- _Instruction_: Please repeat all of the listing exactly.

- _Given data_:
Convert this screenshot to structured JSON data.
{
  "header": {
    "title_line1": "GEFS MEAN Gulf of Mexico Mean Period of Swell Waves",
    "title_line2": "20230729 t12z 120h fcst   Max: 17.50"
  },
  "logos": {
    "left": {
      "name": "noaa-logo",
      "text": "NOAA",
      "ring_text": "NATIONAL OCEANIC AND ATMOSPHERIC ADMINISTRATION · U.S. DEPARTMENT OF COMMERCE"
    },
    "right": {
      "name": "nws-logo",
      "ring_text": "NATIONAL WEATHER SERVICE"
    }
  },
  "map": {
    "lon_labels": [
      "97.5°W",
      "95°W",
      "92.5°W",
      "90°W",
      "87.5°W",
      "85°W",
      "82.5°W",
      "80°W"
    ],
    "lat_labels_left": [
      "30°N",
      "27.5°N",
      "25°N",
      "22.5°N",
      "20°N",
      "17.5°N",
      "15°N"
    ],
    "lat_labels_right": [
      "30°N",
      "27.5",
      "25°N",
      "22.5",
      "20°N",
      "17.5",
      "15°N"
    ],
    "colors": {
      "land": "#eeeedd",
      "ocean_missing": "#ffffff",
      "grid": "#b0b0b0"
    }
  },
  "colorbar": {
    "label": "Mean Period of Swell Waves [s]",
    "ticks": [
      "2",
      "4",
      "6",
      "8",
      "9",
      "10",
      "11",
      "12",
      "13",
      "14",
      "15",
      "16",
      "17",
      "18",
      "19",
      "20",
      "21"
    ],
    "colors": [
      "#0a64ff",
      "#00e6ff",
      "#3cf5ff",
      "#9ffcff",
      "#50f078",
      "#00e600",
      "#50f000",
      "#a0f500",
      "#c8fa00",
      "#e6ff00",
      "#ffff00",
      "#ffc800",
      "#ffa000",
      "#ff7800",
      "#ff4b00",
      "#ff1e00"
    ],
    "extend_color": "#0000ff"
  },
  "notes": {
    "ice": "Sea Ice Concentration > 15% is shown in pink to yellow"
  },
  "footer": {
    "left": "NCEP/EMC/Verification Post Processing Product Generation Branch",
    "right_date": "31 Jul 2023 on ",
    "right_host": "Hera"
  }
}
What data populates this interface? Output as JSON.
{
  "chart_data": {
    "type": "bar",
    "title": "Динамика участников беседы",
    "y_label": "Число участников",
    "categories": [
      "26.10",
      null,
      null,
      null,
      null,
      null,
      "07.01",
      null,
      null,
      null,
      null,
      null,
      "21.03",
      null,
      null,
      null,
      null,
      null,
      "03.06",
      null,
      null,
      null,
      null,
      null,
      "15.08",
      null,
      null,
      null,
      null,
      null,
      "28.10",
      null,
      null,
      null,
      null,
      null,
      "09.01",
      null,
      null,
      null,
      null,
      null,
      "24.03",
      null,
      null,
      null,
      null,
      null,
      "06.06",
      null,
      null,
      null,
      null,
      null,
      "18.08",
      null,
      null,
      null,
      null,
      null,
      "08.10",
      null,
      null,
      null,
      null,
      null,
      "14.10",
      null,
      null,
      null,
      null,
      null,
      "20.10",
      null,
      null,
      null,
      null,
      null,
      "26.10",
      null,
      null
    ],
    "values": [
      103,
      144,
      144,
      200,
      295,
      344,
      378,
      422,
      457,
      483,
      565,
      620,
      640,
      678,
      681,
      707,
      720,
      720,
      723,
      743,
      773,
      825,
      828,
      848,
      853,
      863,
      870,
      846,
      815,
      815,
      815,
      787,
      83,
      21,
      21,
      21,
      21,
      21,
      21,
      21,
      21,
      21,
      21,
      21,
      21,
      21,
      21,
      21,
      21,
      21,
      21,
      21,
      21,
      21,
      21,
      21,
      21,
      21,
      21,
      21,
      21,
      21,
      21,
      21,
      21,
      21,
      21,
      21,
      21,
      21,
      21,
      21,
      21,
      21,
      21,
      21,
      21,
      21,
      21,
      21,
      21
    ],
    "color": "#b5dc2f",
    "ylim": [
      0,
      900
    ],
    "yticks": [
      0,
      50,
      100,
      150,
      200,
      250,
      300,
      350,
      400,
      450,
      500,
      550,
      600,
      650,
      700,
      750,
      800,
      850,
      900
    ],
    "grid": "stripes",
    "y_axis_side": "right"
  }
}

- _Full solution_:
Convert this screenshot to structured JSON data.
{
  "header": {
    "title_line1": "GEFS MEAN Gulf of Mexico Mean Period of Swell Waves",
    "title_line2": "20230729 t12z 120h fcst   Max: 17.50"
  },
  "logos": {
    "left": {
      "name": "noaa-logo",
      "text": "NOAA",
      "ring_text": "NATIONAL OCEANIC AND ATMOSPHERIC ADMINISTRATION · U.S. DEPARTMENT OF COMMERCE"
    },
    "right": {
      "name": "nws-logo",
      "ring_text": "NATIONAL WEATHER SERVICE"
    }
  },
  "map": {
    "lon_labels": [
      "97.5°W",
      "95°W",
      "92.5°W",
      "90°W",
      "87.5°W",
      "85°W",
      "82.5°W",
      "80°W"
    ],
    "lat_labels_left": [
      "30°N",
      "27.5°N",
      "25°N",
      "22.5°N",
      "20°N",
      "17.5°N",
      "15°N"
    ],
    "lat_labels_right": [
      "30°N",
      "27.5",
      "25°N",
      "22.5",
      "20°N",
      "17.5",
      "15°N"
    ],
    "colors": {
      "land": "#eeeedd",
      "ocean_missing": "#ffffff",
      "grid": "#b0b0b0"
    }
  },
  "colorbar": {
    "label": "Mean Period of Swell Waves [s]",
    "ticks": [
      "2",
      "4",
      "6",
      "8",
      "9",
      "10",
      "11",
      "12",
      "13",
      "14",
      "15",
      "16",
      "17",
      "18",
      "19",
      "20",
      "21"
    ],
    "colors": [
      "#0a64ff",
      "#00e6ff",
      "#3cf5ff",
      "#9ffcff",
      "#50f078",
      "#00e600",
      "#50f000",
      "#a0f500",
      "#c8fa00",
      "#e6ff00",
      "#ffff00",
      "#ffc800",
      "#ffa000",
      "#ff7800",
      "#ff4b00",
      "#ff1e00"
    ],
    "extend_color": "#0000ff"
  },
  "notes": {
    "ice": "Sea Ice Concentration > 15% is shown in pink to yellow"
  },
  "footer": {
    "left": "NCEP/EMC/Verification Post Processing Product Generation Branch",
    "right_date": "31 Jul 2023 on ",
    "right_host": "Hera"
  }
}
What data populates this interface? Output as JSON.
{
  "chart_data": {
    "type": "bar",
    "title": "Динамика участников беседы",
    "y_label": "Число участников",
    "categories": [
      "26.10",
      null,
      null,
      null,
      null,
      null,
      "07.01",
      null,
      null,
      null,
      null,
      null,
      "21.03",
      null,
      null,
      null,
      null,
      null,
      "03.06",
      null,
      null,
      null,
      null,
      null,
      "15.08",
      null,
      null,
      null,
      null,
      null,
      "28.10",
      null,
      null,
      null,
      null,
      null,
      "09.01",
      null,
      null,
      null,
      null,
      null,
      "24.03",
      null,
      null,
      null,
      null,
      null,
      "06.06",
      null,
      null,
      null,
      null,
      null,
      "18.08",
      null,
      null,
      null,
      null,
      null,
      "08.10",
      null,
      null,
      null,
      null,
      null,
      "14.10",
      null,
      null,
      null,
      null,
      null,
      "20.10",
      null,
      null,
      null,
      null,
      null,
      "26.10",
      null,
      null
    ],
    "values": [
      103,
      144,
      144,
      200,
      295,
      344,
      378,
      422,
      457,
      483,
      565,
      620,
      640,
      678,
      681,
      707,
      720,
      720,
      723,
      743,
      773,
      825,
      828,
      848,
      853,
      863,
      870,
      846,
      815,
      815,
      815,
      787,
      83,
      21,
      21,
      21,
      21,
      21,
      21,
      21,
      21,
      21,
      21,
      21,
      21,
      21,
      21,
      21,
      21,
      21,
      21,
      21,
      21,
      21,
      21,
      21,
      21,
      21,
      21,
      21,
      21,
      21,
      21,
      21,
      21,
      21,
      21,
      21,
      21,
      21,
      21,
      21,
      21,
      21,
      21,
      21,
      21,
      21,
      21,
      21,
      21
    ],
    "color": "#b5dc2f",
    "ylim": [
      0,
      900
    ],
    "yticks": [
      0,
      50,
      100,
      150,
      200,
      250,
      300,
      350,
      400,
      450,
      500,
      550,
      600,
      650,
      700,
      750,
      800,
      850,
      900
    ],
    "grid": "stripes",
    "y_axis_side": "right"
  }
}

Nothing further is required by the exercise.